- Requirements:
Count the lines in the records below that contain the word "this", and give only that number.

- Material supplied:
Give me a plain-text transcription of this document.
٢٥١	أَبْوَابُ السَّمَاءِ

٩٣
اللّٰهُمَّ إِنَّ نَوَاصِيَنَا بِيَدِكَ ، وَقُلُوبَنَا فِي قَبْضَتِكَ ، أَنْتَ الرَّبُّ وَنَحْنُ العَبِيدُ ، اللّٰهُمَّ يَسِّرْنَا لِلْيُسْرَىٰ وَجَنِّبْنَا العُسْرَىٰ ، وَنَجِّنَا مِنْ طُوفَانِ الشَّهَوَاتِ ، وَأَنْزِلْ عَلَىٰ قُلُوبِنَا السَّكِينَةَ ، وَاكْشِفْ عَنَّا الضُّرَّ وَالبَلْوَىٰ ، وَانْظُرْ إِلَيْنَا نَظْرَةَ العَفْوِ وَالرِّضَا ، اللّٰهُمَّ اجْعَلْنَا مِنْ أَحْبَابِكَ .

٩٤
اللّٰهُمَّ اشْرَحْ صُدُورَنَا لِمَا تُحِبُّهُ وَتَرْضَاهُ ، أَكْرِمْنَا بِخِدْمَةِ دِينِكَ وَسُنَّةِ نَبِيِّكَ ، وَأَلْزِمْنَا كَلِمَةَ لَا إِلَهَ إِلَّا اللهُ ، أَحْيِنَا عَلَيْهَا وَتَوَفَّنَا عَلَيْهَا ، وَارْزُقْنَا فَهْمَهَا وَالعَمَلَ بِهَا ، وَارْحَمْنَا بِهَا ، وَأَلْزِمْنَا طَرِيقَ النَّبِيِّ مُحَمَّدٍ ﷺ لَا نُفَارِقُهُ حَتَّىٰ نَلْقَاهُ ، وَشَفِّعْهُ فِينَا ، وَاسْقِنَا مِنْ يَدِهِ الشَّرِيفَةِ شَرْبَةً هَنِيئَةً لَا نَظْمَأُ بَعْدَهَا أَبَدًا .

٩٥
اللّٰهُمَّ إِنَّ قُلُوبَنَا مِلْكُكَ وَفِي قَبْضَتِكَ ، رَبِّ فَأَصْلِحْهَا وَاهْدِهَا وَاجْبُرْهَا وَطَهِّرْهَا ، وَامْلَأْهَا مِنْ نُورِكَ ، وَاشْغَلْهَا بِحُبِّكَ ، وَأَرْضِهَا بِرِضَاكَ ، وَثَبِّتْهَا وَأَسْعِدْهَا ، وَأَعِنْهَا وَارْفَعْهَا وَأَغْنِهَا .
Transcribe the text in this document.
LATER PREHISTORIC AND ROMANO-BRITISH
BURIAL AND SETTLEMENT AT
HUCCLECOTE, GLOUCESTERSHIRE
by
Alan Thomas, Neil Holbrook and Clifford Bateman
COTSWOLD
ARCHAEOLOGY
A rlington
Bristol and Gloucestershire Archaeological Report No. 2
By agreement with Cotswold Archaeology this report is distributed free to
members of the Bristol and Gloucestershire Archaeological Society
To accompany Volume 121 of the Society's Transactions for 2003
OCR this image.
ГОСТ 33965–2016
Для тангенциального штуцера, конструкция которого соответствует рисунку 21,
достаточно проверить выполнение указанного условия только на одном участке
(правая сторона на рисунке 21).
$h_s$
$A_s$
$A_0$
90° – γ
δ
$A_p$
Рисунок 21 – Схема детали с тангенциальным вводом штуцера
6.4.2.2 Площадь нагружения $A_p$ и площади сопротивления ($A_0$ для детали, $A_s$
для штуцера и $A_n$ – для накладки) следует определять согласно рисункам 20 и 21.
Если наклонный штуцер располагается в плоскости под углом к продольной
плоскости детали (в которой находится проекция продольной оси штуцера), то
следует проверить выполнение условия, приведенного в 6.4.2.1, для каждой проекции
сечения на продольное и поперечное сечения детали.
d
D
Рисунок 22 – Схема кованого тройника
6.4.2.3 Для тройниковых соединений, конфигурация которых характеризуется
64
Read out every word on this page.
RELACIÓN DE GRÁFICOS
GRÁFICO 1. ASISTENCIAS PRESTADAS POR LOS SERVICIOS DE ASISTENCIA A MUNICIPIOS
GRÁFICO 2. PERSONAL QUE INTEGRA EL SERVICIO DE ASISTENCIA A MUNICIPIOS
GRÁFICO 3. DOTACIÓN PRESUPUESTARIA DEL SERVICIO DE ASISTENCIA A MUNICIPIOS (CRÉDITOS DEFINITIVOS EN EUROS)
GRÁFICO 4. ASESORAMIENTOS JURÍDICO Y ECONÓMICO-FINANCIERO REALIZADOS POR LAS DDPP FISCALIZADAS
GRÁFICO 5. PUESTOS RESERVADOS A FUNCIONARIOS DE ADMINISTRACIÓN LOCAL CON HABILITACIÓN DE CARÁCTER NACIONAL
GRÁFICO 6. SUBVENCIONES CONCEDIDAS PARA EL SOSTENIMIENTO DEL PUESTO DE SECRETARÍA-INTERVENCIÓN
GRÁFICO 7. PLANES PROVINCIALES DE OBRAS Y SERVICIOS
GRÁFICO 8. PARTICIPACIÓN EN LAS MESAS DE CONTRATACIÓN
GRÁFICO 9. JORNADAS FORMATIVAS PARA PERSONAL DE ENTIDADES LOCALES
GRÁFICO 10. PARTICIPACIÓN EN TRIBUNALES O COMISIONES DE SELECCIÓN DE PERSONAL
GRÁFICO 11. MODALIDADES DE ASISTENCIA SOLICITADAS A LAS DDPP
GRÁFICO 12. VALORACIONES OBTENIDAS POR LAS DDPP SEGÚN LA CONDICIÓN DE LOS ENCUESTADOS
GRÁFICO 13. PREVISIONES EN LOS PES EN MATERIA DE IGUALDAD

- Written solution:
5